** TASK PROMPT **
In the records below, find the line containing "What does this" and repeat it and every line after it exactly, without pictures.

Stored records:

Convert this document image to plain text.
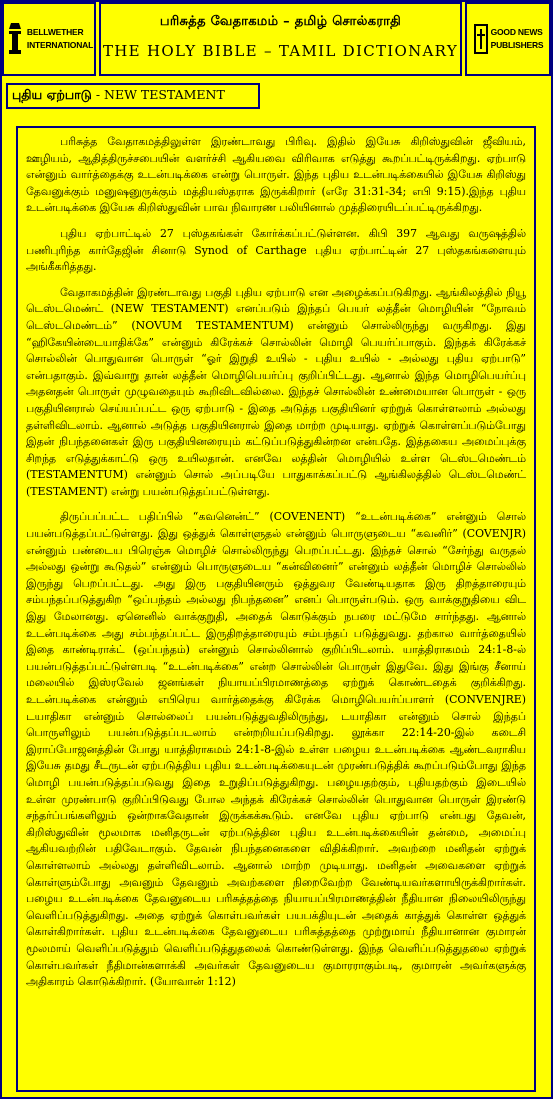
BELLWETHER
INTERNATIONAL
பரிசுத்த வேதாகமம் – தமிழ் சொல்கராதி
THE HOLY BIBLE – TAMIL DICTIONARY
GOOD NEWS
PUBLISHERS
புதிய ஏற்பாடு - NEW TESTAMENT

பரிசுத்த வேதாகமத்திலுள்ள இரண்டாவது பிரிவு. இதில் இயேசு கிறிஸ்துவின் ஜீவியம், ஊழியம், ஆதித்திருச்சபையின் வளர்ச்சி ஆகியவை விரிவாக எடுத்து கூறப்பட்டிருக்கிறது. ஏற்பாடு என்னும் வார்த்தைக்கு உடன்படிக்கை என்று பொருள். இந்த புதிய உடன்படிக்கையில் இயேசு கிறிஸ்து தேவனுக்கும் மனுஷனுருக்கும் மத்தியஸ்தராக இருக்கிறார் (எரே 31:31-34; எபி 9:15).இந்த புதிய உடன்படிக்கை இயேசு கிறிஸ்துவின் பாவ நிவாரண பலியினால் முத்திரையிடப்பட்டிருக்கிறது.

புதிய ஏற்பாட்டில் 27 புஸ்தகங்கள் கோர்க்கப்பட்டுள்ளன. கிபி 397 ஆவது வருஷத்தில் பணிபுரிந்த கார்தேஜின் சினாடு Synod of Carthage புதிய ஏற்பாட்டின் 27 புஸ்தகங்களையும் அங்கீகரித்தது.

வேதாகமத்தின் இரண்டாவது பகுதி புதிய ஏற்பாடு என அழைக்கப்படுகிறது. ஆங்கிலத்தில் நியூ டெஸ்டமெண்ட் (NEW TESTAMENT) எனப்படும் இந்தப் பெயர் லத்தீன் மொழியின் “நோவம் டெஸ்டமெண்டம்” (NOVUM TESTAMENTUM) என்னும் சொல்லிருந்து வருகிறது. இது “ஹிகேயின்டையாதிக்கே” என்னும் கிரேக்கச் சொல்லின் மொழி பெயர்ப்பாகும். இந்தக் கிரேக்கச் சொல்லின் பொதுவான பொருள் “ஓர் இறுதி உயில் - புதிய உயில் - அல்லது புதிய ஏற்பாடு” என்பதாகும். இவ்வாறு தான் லத்தீன் மொழிபெயர்ப்பு குறிப்பிட்டது. ஆனால் இந்த மொழிபெயர்ப்பு அதனதன் பொருள் முழுவதையும் கூறிவிடவில்லை. இந்தச் சொல்லின் உண்மையான பொருள் - ஒரு பகுதியினரால் செய்யப்பட்ட ஒரு ஏற்பாடு - இதை அடுத்த பகுதியினர் ஏற்றுக் கொள்ளலாம் அல்லது தள்ளிவிடலாம். ஆனால் அடுத்த பகுதியினரால் இதை மாற்ற முடியாது. ஏற்றுக் கொள்ளப்படும்போது இதன் நிபந்தனைகள் இரு பகுதியினரையும் கட்டுப்படுத்துகின்றன என்பதே. இத்தகைய அமைப்புக்கு சிறந்த எடுத்துக்காட்டு ஒரு உயிலதான். எனவே லத்தின் மொழியில் உள்ள டெஸ்டமெண்டம் (TESTAMENTUM) என்னும் சொல் அப்படியே பாதுகாக்கப்பட்டு ஆங்கிலத்தில் டெஸ்டமெண்ட் (TESTAMENT) என்று பயன்படுத்தப்பட்டுள்ளது.

திருப்பப்பட்ட பதிப்பில் “கவனென்ட்” (COVENENT) “உடன்படிக்கை” என்னும் சொல் பயன்படுத்தப்பட்டுள்ளது. இது ஒத்துக் கொள்ளுதல் என்னும் பொருளுடைய “கவனிர்” (COVENJR) என்னும் பண்டைய பிரெஞ்சு மொழிச் சொல்லிருந்து பெறப்பட்டது. இந்தச் சொல் “சேர்ந்து வருதல் அல்லது ஒன்று கூடுதல்” என்னும் பொருளுடைய “கன்வினைர்” என்னும் லத்தீன் மொழிச் சொல்லில் இருந்து பெறப்பட்டது. அது இரு பகுதியினரும் ஒத்துவர வேண்டியதாக இரு திறத்தாரையும் சம்பந்தப்படுத்துகிற “ஒப்பந்தம் அல்லது நிபந்தனை” எனப் பொருள்படும். ஒரு வாக்குறுதியை விட இது மேலானது. ஏனெனில் வாக்குறுதி, அதைக் கொடுக்கும் நபரை மட்டுமே சார்ந்தது. ஆனால் உடன்படிக்கை அது சம்பந்தப்பட்ட இருதிறத்தாரையும் சம்பந்தப் படுத்துவது. தற்கால வார்த்தையில் இதை காண்டிராக்ட் (ஒப்பந்தம்) என்னும் சொல்லினால் குறிப்பிடலாம். யாத்திராகமம் 24:1-8-ல் பயன்படுத்தப்பட்டுள்ளபடி “உடன்படிக்கை” என்ற சொல்லின் பொருள் இதுவே. இது இங்கு சீனாய் மலையில் இஸ்ரவேல் ஜனங்கள் நியாயப்பிரமாணத்தை ஏற்றுக் கொண்டதைக் குறிக்கிறது. உடன்படிக்கை என்னும் எபிரெய வார்த்தைக்கு கிரேக்க மொழிபெயர்ப்பாளர் (CONVENJRE) டயாதிகா என்னும் சொல்லைப் பயன்படுத்துவதிலிருந்து, டயாதிகா என்னும் சொல் இந்தப் பொருளிலும் பயன்படுத்தப்படலாம் என்றறியப்படுகிறது. லூக்கா 22:14-20-இல் கடைசி இராப்போஜனத்தின் போது யாத்திராகமம் 24:1-8-இல் உள்ள பழைய உடன்படிக்கை ஆண்டவராகிய இயேசு தமது சீடருடன் ஏற்படுத்திய புதிய உடன்படிக்கையுடன் முரண்படுத்திக் கூறப்படும்போது இந்த மொழி பயன்படுத்தப்படுவது இதை உறுதிப்படுத்துகிறது. பழையதற்கும், புதியதற்கும் இடையில் உள்ள முரண்பாடு குறிப்பிடுவது போல அந்தக் கிரேக்கச் சொல்லின் பொதுவான பொருள் இரண்டு சந்தர்ப்பங்களிலும் ஒன்றாகவேதான் இருக்கக்கூடும். எனவே புதிய ஏற்பாடு என்பது தேவன், கிறிஸ்துவின் மூலமாக மனிதருடன் ஏற்படுத்தின புதிய உடன்படிக்கையின் தன்மை, அமைப்பு ஆகியவற்றின் பதிவேடாகும். தேவன் நிபந்தனைகளை விதிக்கிறார். அவற்றை மனிதன் ஏற்றுக் கொள்ளலாம் அல்லது தள்ளிவிடலாம். ஆனால் மாற்ற முடியாது. மனிதன் அவைகளை ஏற்றுக் கொள்ளும்போது அவனும் தேவனும் அவற்களை நிறைவேற்ற வேண்டியவர்களாயிருக்கிறார்கள். பழைய உடன்படிக்கை தேவனுடைய பரிசுத்தத்தை நியாயப்பிரமாணத்தின் நீதியான நிலையிலிருந்து வெளிப்படுத்துகிறது. அதை ஏற்றுக் கொள்பவர்கள் பயபக்தியுடன் அதைக் காத்துக் கொள்ள ஒத்துக் கொள்கிறார்கள். புதிய உடன்படிக்கை தேவனுடைய பரிசுத்தத்தை முற்றுமாய் நீதியானான குமாரன் மூலமாய் வெளிப்படுத்தும் வெளிப்படுத்துதலைக் கொண்டுள்ளது. இந்த வெளிப்படுத்துதலை ஏற்றுக் கொள்பவர்கள் நீதிமான்களாக்கி அவர்கள் தேவனுடைய குமாரராகும்படி, குமாரன் அவர்களுக்கு அதிகாரம் கொடுக்கிறார். (யோவான் 1:12)
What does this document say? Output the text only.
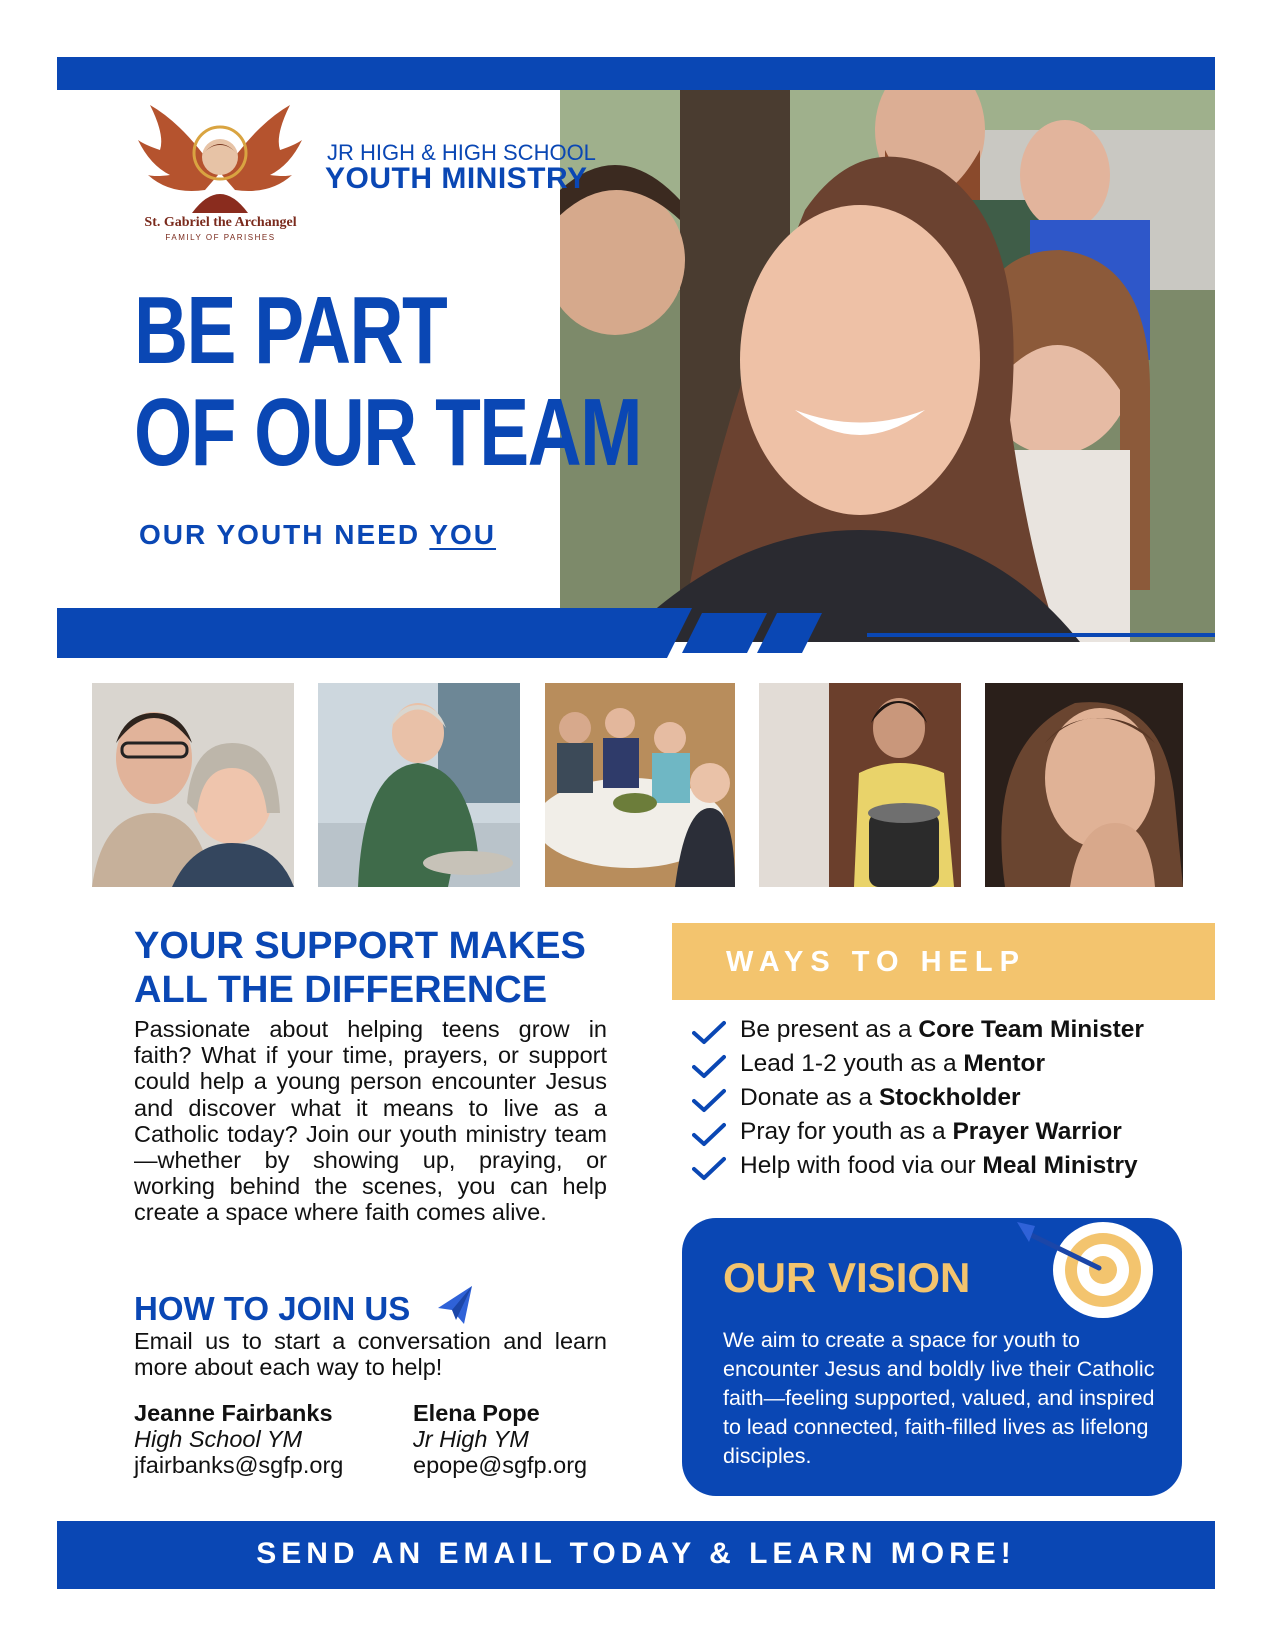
St. Gabriel the Archangel
FAMILY OF PARISHES
JR HIGH & HIGH SCHOOL
YOUTH MINISTRY
BE PART
OF OUR TEAM
OUR YOUTH NEED YOU
YOUR SUPPORT MAKES
ALL THE DIFFERENCE
Passionate about helping teens grow in faith? What if your time, prayers, or support could help a young person encounter Jesus and discover what it means to live as a Catholic today? Join our youth ministry team—whether by showing up, praying, or working behind the scenes, you can help create a space where faith comes alive.
HOW TO JOIN US
Email us to start a conversation and learn more about each way to help!
Jeanne Fairbanks
High School YM
jfairbanks@sgfp.org
Elena Pope
Jr High YM
epope@sgfp.org
WAYS TO HELP
Be present as a Core Team Minister
Lead 1-2 youth as a Mentor
Donate as a Stockholder
Pray for youth as a Prayer Warrior
Help with food via our Meal Ministry
OUR VISION
We aim to create a space for youth to encounter Jesus and boldly live their Catholic faith—feeling supported, valued, and inspired to lead connected, faith-filled lives as lifelong disciples.
SEND AN EMAIL TODAY & LEARN MORE!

** WRITTEN ANSWER **
What does this document say? Output the text only.
St. Gabriel the Archangel
FAMILY OF PARISHES
JR HIGH & HIGH SCHOOL
YOUTH MINISTRY
BE PART
OF OUR TEAM
OUR YOUTH NEED YOU
YOUR SUPPORT MAKES
ALL THE DIFFERENCE
Passionate about helping teens grow in faith? What if your time, prayers, or support could help a young person encounter Jesus and discover what it means to live as a Catholic today? Join our youth ministry team—whether by showing up, praying, or working behind the scenes, you can help create a space where faith comes alive.
HOW TO JOIN US
Email us to start a conversation and learn more about each way to help!
Jeanne Fairbanks
High School YM
jfairbanks@sgfp.org
Elena Pope
Jr High YM
epope@sgfp.org
WAYS TO HELP
Be present as a Core Team Minister
Lead 1-2 youth as a Mentor
Donate as a Stockholder
Pray for youth as a Prayer Warrior
Help with food via our Meal Ministry
OUR VISION
We aim to create a space for youth to encounter Jesus and boldly live their Catholic faith—feeling supported, valued, and inspired to lead connected, faith-filled lives as lifelong disciples.
SEND AN EMAIL TODAY & LEARN MORE!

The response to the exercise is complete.